EXERCISE GOAL> Each entry below must be repeated word for word.

Records excerpted from a collection:
-- START --

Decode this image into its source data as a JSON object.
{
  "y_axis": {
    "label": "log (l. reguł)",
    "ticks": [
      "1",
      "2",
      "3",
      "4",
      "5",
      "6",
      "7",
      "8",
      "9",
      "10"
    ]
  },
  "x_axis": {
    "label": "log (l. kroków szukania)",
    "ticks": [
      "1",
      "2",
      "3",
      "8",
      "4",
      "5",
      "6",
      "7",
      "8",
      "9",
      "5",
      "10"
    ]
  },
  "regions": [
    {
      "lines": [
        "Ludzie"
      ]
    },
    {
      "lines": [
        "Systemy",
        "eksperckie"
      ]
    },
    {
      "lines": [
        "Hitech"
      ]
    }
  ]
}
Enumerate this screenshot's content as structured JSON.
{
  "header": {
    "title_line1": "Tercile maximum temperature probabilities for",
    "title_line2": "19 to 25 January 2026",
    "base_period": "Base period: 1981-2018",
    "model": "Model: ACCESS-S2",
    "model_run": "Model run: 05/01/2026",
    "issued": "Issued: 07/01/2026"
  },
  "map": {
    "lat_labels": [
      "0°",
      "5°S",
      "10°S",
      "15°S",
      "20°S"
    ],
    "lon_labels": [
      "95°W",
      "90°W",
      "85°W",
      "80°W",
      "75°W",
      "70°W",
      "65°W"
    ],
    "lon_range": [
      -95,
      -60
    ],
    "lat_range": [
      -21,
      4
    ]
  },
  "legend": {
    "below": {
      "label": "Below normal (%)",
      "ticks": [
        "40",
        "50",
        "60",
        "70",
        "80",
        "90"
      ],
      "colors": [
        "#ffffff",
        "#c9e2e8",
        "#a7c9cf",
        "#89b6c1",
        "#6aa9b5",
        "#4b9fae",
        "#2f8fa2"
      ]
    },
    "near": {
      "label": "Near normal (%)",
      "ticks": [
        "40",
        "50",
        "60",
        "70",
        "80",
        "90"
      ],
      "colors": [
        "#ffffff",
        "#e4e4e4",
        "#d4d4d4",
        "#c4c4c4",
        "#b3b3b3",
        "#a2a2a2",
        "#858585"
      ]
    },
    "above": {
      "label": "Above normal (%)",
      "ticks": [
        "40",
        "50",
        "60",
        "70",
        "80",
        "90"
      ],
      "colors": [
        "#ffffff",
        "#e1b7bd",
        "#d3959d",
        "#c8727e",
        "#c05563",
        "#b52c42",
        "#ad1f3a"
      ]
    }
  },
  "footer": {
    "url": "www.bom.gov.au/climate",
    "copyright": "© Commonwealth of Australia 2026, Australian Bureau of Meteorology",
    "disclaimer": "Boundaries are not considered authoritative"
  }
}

-- END --

SOLUTION FOR THIS TASK>
Decode this image into its source data as a JSON object.
{
  "y_axis": {
    "label": "log (l. reguł)",
    "ticks": [
      "1",
      "2",
      "3",
      "4",
      "5",
      "6",
      "7",
      "8",
      "9",
      "10"
    ]
  },
  "x_axis": {
    "label": "log (l. kroków szukania)",
    "ticks": [
      "1",
      "2",
      "3",
      "8",
      "4",
      "5",
      "6",
      "7",
      "8",
      "9",
      "5",
      "10"
    ]
  },
  "regions": [
    {
      "lines": [
        "Ludzie"
      ]
    },
    {
      "lines": [
        "Systemy",
        "eksperckie"
      ]
    },
    {
      "lines": [
        "Hitech"
      ]
    }
  ]
}
Enumerate this screenshot's content as structured JSON.
{
  "header": {
    "title_line1": "Tercile maximum temperature probabilities for",
    "title_line2": "19 to 25 January 2026",
    "base_period": "Base period: 1981-2018",
    "model": "Model: ACCESS-S2",
    "model_run": "Model run: 05/01/2026",
    "issued": "Issued: 07/01/2026"
  },
  "map": {
    "lat_labels": [
      "0°",
      "5°S",
      "10°S",
      "15°S",
      "20°S"
    ],
    "lon_labels": [
      "95°W",
      "90°W",
      "85°W",
      "80°W",
      "75°W",
      "70°W",
      "65°W"
    ],
    "lon_range": [
      -95,
      -60
    ],
    "lat_range": [
      -21,
      4
    ]
  },
  "legend": {
    "below": {
      "label": "Below normal (%)",
      "ticks": [
        "40",
        "50",
        "60",
        "70",
        "80",
        "90"
      ],
      "colors": [
        "#ffffff",
        "#c9e2e8",
        "#a7c9cf",
        "#89b6c1",
        "#6aa9b5",
        "#4b9fae",
        "#2f8fa2"
      ]
    },
    "near": {
      "label": "Near normal (%)",
      "ticks": [
        "40",
        "50",
        "60",
        "70",
        "80",
        "90"
      ],
      "colors": [
        "#ffffff",
        "#e4e4e4",
        "#d4d4d4",
        "#c4c4c4",
        "#b3b3b3",
        "#a2a2a2",
        "#858585"
      ]
    },
    "above": {
      "label": "Above normal (%)",
      "ticks": [
        "40",
        "50",
        "60",
        "70",
        "80",
        "90"
      ],
      "colors": [
        "#ffffff",
        "#e1b7bd",
        "#d3959d",
        "#c8727e",
        "#c05563",
        "#b52c42",
        "#ad1f3a"
      ]
    }
  },
  "footer": {
    "url": "www.bom.gov.au/climate",
    "copyright": "© Commonwealth of Australia 2026, Australian Bureau of Meteorology",
    "disclaimer": "Boundaries are not considered authoritative"
  }
}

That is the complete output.